Objective 1: In the kelp datamodule code, how does the docstring describe the cv_split argument?
Objective 2: Resume the kelp datamodule code after its final line.

Source code in kelp/nn/data/datamodule.py

@classmethod
def from_metadata_file(
    cls,
    data_dir: Path,
    metadata_fp: Path,
    dataset_stats: Dict[str, Dict[str, float]],
    cv_split: int,
    has_kelp_importance_factor: float = 1.0,
    kelp_pixels_pct_importance_factor: float = 1.0,
    qa_ok_importance_factor: float = 1.0,
    almost_all_water_importance_factor: float = 1.0,
    qa_corrupted_pixels_pct_importance_factor: float = -1.0,
    dem_nan_pixels_pct_importance_factor: float = -1.0,
    dem_zero_pixels_pct_importance_factor: float = -1.0,
    sahi: bool = False,
    **kwargs: Any,
) -> KelpForestDataModule:
    """
    Factory method to create the KelpForestDataModule based on metadata file.

    Args:
        data_dir: The path to the data directory.
        metadata_fp: The path to the metadata file.
        dataset_stats: The per-band dataset statistics.
        cv_split: The CV fold number to use.
        has_kelp_importance_factor: The importance factor for the has_kelp flag.
        kelp_pixels_pct_importance_factor: The importance factor for the kelp_pixels_pct value.
        qa_ok_importance_factor: The importance factor for the has_kelp flag.
        almost_all_water_importance_factor: The importance factor for the almost_all_water flag.
        qa_corrupted_pixels_pct_importance_factor: The importance factor for the qa_corrupted_pixels_pct value.

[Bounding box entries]

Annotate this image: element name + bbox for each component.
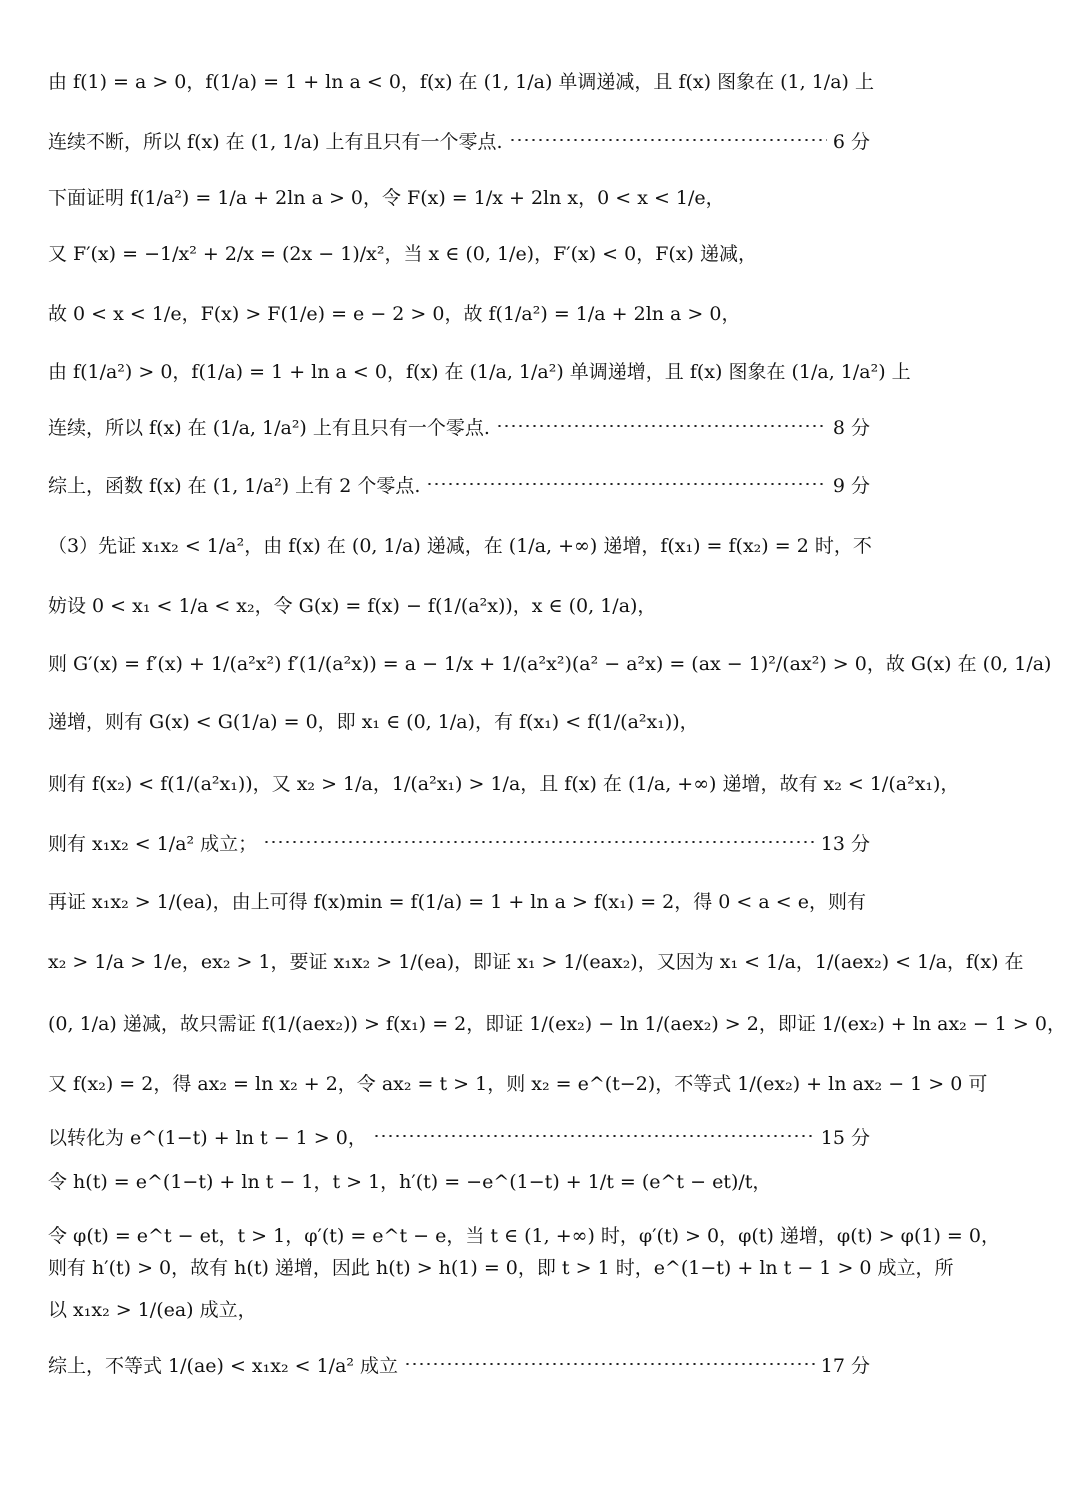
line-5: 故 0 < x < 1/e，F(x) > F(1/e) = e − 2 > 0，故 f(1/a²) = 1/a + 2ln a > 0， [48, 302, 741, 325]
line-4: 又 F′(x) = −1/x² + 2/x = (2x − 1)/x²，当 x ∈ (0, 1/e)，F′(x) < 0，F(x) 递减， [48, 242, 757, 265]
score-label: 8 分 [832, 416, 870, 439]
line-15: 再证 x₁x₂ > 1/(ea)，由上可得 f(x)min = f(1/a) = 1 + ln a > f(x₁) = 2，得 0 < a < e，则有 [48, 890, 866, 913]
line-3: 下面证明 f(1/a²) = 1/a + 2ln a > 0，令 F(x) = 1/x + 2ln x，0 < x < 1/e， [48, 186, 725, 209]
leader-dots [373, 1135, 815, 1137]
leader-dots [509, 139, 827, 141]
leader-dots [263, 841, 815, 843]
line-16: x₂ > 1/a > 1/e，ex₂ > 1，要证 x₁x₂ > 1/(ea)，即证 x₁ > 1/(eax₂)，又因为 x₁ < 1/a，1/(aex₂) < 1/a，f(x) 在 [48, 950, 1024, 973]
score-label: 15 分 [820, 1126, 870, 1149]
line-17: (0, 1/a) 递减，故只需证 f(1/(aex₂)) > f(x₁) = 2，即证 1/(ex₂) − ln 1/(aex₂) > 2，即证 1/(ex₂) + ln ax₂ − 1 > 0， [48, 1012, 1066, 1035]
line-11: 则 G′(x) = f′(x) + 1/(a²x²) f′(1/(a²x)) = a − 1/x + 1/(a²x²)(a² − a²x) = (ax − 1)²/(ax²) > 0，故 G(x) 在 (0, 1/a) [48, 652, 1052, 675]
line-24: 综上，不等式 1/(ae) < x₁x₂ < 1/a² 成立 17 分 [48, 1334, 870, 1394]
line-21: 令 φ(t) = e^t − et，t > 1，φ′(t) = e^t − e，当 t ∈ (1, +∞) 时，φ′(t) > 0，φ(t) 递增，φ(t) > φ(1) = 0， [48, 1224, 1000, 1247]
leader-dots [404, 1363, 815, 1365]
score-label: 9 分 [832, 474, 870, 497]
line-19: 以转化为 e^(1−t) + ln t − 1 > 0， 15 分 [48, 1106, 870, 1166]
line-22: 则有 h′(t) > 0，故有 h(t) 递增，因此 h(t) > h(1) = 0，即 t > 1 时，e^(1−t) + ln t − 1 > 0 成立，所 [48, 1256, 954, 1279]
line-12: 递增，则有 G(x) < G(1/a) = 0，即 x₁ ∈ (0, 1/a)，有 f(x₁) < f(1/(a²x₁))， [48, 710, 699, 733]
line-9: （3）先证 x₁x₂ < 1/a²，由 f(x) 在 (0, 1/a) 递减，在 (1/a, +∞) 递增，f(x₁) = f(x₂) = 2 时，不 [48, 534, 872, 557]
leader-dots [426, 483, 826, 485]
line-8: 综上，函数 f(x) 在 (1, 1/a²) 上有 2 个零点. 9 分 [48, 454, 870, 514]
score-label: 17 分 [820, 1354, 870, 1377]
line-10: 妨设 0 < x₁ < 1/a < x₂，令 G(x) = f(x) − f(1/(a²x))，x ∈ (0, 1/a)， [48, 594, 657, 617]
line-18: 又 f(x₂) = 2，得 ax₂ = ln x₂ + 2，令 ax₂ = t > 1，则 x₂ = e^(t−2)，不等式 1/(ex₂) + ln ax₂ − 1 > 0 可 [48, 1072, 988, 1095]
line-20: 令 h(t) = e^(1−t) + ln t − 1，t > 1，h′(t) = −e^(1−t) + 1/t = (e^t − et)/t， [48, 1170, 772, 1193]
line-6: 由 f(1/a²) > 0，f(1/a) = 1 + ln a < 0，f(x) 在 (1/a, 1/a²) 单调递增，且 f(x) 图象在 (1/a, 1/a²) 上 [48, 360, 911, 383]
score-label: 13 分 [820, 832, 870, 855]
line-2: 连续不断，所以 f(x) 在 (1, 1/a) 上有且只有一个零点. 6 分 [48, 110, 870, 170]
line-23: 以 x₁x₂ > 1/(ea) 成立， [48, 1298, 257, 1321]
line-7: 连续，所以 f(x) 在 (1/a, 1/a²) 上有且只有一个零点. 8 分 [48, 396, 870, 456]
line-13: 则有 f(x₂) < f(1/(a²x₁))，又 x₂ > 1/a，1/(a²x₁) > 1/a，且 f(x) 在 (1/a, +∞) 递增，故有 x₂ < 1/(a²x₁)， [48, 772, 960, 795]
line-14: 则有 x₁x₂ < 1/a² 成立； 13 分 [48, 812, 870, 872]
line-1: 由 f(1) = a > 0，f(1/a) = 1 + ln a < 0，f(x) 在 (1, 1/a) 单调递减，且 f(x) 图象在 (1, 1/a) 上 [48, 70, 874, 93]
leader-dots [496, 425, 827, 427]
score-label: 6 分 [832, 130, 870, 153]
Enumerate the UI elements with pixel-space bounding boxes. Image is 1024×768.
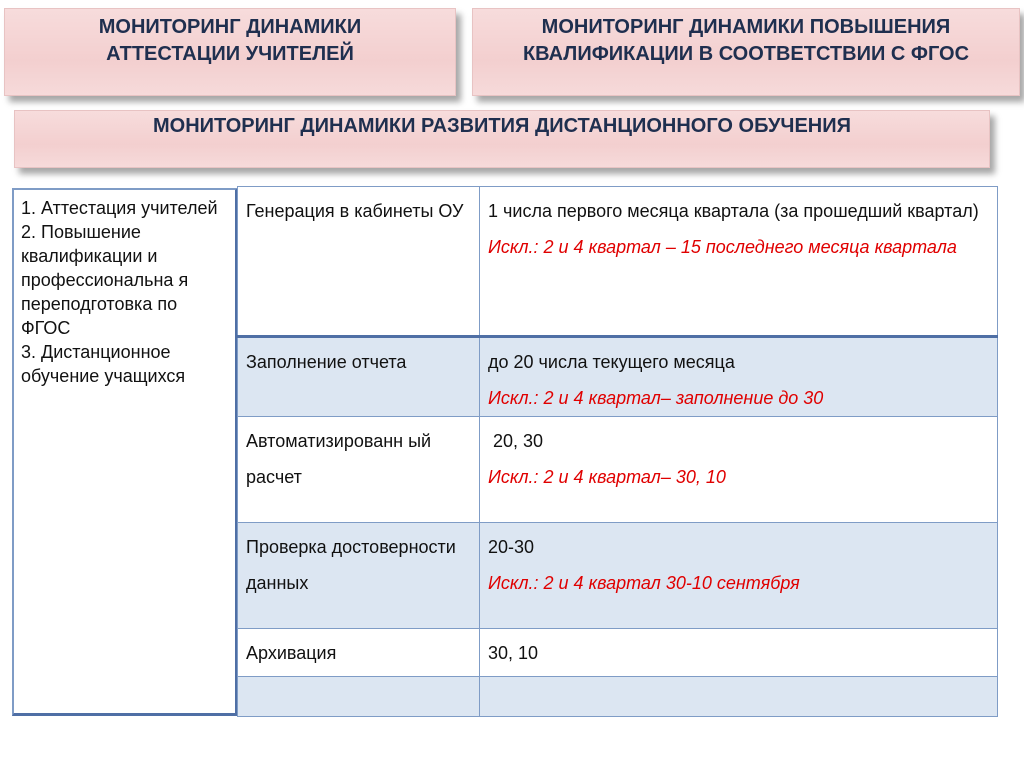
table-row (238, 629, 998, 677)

Expected answer 1: The CV fold number to use.

Expected answer 2:
        dem_nan_pixels_pct_importance_factor: The importance factor for the dem_nan_pixels_pct value.
        dem_zero_pixels_pct_importance_factor: The importance factor for the dem_zero_pixels_pct value.
        sahi: A flag indicating whether SAHI dataset is used.
        **kwargs: Other keyword arguments passed to the KelpForestDataModule constructor.

    Returns: An instance of KelpForestDataModule.

    """
    metadata = cls._calculate_image_weights(
        df=pd.read_parquet(metadata_fp),
        has_kelp_importance_factor=has_kelp_importance_factor,
        kelp_pixels_pct_importance_factor=kelp_pixels_pct_importance_factor,
        qa_ok_importance_factor=qa_ok_importance_factor,
        qa_corrupted_pixels_pct_importance_factor=qa_corrupted_pixels_pct_importance_factor,
        almost_all_water_importance_factor=almost_all_water_importance_factor,
        dem_nan_pixels_pct_importance_factor=dem_nan_pixels_pct_importance_factor,
        dem_zero_pixels_pct_importance_factor=dem_zero_pixels_pct_importance_factor,
        sahi=sahi,
    )
    train_images, train_masks = cls.resolve_file_paths(
        data_dir=data_dir, metadata=metadata, cv_split=cv_split, split=consts.data.TRAIN, sahi=sahi
    )
    val_images, val_masks = cls.resolve_file_paths(
        data_dir=data_dir, metadata=metadata, cv_split=cv_split, split=consts.data.VAL, sahi=sahi
    )
    test_images, test_masks = cls.resolve_file_paths(
        data_dir=data_dir, metadata=metadata, cv_split=cv_split, split=consts.data.VAL, sahi=sahi
    )
    image_weights = cls._resolve_image_weights(df=metadata, image_paths=train_images)
    return cls(
        train_images=train_images,
        train_masks=train_masks,
        val_images=val_images,
        val_masks=val_masks,
        test_images=test_images,
        test_masks=test_masks,
        predict_images=None,
        image_weights=image_weights,
        dataset_stats=dataset_stats,
        **kwargs,
    )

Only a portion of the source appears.